[Rows from a figure dataset]
-*-*-

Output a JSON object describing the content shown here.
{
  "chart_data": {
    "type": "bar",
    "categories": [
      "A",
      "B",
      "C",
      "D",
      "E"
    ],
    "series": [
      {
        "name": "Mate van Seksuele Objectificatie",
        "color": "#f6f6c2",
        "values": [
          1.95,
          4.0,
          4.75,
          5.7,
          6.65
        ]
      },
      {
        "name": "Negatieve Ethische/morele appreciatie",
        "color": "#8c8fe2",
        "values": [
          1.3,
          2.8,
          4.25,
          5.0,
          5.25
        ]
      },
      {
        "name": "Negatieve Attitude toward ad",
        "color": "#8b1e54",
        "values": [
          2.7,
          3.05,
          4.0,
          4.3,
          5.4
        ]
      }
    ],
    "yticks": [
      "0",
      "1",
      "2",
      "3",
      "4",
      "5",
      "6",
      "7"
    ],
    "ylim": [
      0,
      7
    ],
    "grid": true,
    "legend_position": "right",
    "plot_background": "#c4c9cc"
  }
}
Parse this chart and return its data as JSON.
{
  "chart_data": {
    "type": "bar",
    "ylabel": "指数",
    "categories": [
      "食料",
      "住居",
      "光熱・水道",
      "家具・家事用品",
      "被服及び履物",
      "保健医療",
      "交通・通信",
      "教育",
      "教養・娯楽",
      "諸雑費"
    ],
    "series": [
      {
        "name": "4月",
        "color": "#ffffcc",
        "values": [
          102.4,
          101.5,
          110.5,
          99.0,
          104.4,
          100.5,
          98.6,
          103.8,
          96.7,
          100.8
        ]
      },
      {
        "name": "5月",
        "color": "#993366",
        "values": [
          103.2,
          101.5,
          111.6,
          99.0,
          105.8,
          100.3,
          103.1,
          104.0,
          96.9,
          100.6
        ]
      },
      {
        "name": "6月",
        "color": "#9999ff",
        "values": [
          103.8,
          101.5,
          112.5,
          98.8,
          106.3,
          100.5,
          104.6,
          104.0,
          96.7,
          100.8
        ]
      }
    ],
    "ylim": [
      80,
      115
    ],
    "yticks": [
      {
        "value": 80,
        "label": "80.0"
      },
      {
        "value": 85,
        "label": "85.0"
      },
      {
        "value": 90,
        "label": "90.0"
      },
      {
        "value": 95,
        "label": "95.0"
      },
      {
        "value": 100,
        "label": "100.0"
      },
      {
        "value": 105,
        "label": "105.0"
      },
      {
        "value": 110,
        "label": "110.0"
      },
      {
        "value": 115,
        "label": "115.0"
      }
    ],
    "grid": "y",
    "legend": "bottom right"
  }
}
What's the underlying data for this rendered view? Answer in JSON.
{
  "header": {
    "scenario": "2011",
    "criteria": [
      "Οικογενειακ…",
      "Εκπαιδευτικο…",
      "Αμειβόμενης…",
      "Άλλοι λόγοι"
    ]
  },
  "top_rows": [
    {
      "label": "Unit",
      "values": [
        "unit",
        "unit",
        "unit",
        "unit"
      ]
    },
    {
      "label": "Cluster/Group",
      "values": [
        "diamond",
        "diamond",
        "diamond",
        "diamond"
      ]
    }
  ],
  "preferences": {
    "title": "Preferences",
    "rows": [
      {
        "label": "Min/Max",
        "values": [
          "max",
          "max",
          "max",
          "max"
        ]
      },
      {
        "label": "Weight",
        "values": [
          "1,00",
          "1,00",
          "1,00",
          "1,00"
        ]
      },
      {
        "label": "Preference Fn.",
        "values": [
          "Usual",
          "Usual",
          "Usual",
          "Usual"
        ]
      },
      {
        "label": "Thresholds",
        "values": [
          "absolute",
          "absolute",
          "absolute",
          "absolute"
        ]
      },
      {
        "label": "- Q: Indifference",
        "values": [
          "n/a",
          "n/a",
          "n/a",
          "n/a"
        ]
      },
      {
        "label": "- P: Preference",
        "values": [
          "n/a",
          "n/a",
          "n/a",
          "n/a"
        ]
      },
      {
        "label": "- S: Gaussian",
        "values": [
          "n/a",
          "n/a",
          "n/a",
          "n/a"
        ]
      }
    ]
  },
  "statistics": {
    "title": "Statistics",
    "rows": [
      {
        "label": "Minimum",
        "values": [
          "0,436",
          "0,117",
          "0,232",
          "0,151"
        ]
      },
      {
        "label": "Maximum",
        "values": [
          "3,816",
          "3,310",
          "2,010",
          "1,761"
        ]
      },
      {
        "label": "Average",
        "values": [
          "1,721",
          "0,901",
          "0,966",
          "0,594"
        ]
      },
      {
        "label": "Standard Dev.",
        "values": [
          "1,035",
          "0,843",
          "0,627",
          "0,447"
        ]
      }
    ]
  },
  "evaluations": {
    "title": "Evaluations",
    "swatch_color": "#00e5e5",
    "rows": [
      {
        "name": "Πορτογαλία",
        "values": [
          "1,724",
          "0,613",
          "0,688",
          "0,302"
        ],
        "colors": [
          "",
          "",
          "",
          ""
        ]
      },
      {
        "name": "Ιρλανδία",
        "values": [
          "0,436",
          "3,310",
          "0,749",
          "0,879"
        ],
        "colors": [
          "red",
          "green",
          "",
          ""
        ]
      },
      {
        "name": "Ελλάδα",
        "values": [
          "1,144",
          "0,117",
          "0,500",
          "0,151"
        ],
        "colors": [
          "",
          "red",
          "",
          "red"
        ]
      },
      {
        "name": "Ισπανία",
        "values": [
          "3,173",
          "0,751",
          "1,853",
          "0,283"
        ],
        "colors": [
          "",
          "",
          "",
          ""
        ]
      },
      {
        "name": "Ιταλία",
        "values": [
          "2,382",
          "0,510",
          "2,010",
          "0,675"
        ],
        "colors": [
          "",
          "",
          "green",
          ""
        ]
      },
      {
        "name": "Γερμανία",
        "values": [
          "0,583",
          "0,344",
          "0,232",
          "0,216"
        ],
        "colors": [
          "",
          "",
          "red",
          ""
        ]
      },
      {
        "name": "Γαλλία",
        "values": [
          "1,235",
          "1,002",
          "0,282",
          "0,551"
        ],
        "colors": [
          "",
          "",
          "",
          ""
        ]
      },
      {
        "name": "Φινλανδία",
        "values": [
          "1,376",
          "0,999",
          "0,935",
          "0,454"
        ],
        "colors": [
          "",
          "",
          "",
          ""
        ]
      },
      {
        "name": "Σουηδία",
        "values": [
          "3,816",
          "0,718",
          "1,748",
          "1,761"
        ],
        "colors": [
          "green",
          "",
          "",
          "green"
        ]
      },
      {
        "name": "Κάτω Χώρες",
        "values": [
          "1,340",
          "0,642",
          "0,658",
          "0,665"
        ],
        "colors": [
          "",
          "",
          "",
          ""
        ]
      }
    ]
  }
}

-*-*-

[WORK TO BE COMPLETED]
Identify each line in the records above that contains the word "Negatieve", and copy it out in full.

[EXPECTED OUTPUT]
        "name": "Negatieve Ethische/morele appreciatie",
        "name": "Negatieve Attitude toward ad",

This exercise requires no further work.